begin Data entries

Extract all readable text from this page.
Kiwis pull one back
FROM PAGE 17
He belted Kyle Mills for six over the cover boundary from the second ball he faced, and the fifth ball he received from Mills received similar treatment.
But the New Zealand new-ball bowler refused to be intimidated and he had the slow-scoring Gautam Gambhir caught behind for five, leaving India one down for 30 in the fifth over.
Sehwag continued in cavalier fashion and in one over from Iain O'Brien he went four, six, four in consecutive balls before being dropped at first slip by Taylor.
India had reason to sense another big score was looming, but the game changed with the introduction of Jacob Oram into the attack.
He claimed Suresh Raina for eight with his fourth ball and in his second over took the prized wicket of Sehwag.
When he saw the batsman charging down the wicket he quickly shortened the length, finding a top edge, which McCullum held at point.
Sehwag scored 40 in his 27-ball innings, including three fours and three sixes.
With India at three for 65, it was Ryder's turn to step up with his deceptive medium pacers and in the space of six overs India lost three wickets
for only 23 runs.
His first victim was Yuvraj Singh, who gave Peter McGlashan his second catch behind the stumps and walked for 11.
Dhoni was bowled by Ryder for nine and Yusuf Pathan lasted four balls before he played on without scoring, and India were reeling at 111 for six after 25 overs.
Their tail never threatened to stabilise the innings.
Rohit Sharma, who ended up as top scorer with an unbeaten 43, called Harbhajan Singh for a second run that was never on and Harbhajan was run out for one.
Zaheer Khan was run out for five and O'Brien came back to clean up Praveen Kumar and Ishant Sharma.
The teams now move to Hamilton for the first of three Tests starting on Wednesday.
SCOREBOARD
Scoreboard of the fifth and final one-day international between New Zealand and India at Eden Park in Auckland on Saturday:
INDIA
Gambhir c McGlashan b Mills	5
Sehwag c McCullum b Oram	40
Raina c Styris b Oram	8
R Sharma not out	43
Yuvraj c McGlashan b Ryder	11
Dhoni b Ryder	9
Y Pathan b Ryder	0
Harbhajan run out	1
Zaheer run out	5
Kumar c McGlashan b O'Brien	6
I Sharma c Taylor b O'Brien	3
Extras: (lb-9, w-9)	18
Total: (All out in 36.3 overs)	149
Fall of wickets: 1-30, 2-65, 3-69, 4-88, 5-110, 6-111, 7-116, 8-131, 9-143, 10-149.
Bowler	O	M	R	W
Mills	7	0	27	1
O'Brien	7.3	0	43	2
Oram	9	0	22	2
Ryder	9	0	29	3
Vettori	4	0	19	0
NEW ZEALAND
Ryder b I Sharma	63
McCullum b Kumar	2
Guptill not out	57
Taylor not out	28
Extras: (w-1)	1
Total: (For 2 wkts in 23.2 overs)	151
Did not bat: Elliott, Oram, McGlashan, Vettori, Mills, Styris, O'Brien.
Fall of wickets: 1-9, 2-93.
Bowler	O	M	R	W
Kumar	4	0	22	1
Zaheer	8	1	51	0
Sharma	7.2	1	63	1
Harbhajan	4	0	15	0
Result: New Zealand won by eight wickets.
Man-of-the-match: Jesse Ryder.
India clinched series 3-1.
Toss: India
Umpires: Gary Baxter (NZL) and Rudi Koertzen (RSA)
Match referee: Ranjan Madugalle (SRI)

end Data entries

Pull out the lines above in which the word "back" appears.

Kiwis pull one back
Zaheer Khan was run out for five and O'Brien came back to clean up Praveen Kumar and Ishant Sharma.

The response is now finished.